====== Exercise materials ======
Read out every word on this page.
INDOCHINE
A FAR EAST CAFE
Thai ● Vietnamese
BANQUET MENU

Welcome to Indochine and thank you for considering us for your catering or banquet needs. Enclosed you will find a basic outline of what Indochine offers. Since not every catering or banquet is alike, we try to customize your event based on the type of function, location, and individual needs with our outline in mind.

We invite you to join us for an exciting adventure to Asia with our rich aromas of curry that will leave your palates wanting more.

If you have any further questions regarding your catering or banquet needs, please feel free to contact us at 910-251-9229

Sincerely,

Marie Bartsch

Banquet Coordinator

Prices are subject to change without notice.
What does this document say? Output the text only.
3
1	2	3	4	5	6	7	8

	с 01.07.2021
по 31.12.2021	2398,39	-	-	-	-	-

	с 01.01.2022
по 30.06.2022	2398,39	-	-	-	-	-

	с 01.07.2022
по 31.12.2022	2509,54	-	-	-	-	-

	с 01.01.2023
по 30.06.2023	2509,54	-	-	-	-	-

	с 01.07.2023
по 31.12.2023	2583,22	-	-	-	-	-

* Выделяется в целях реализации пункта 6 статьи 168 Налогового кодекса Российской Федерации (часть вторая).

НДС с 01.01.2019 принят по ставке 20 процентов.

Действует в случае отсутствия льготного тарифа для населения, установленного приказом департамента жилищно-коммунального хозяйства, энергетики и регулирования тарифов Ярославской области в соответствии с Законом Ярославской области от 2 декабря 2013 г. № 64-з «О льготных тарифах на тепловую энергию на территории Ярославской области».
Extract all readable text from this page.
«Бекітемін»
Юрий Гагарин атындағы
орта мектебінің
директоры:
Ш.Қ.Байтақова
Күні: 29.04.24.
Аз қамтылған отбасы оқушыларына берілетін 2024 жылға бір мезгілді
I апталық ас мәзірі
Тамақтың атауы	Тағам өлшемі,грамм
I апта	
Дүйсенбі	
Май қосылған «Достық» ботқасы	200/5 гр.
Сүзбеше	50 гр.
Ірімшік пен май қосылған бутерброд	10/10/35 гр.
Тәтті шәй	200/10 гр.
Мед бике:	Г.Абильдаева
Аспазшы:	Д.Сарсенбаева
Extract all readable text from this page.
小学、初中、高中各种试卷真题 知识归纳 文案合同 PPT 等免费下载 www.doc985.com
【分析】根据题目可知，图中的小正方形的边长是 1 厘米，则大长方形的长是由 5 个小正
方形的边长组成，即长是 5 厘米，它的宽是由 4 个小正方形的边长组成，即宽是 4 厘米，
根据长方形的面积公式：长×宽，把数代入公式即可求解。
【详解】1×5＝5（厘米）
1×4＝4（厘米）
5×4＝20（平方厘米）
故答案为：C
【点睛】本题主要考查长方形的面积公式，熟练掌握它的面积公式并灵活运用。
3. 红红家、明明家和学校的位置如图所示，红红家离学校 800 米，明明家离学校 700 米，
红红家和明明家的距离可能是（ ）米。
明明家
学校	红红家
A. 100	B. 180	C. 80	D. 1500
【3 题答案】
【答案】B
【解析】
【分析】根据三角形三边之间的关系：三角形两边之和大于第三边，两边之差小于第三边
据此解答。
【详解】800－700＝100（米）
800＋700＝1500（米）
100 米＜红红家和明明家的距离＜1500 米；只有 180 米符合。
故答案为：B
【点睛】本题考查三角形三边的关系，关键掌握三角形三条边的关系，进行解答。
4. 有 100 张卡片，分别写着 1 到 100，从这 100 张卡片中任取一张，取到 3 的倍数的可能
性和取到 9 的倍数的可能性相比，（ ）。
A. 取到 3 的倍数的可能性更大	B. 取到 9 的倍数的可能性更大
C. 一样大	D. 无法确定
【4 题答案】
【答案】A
======
The task:
State the number of lines in the preceding entries that include the word "every". Provide nothing else.

Answer:
2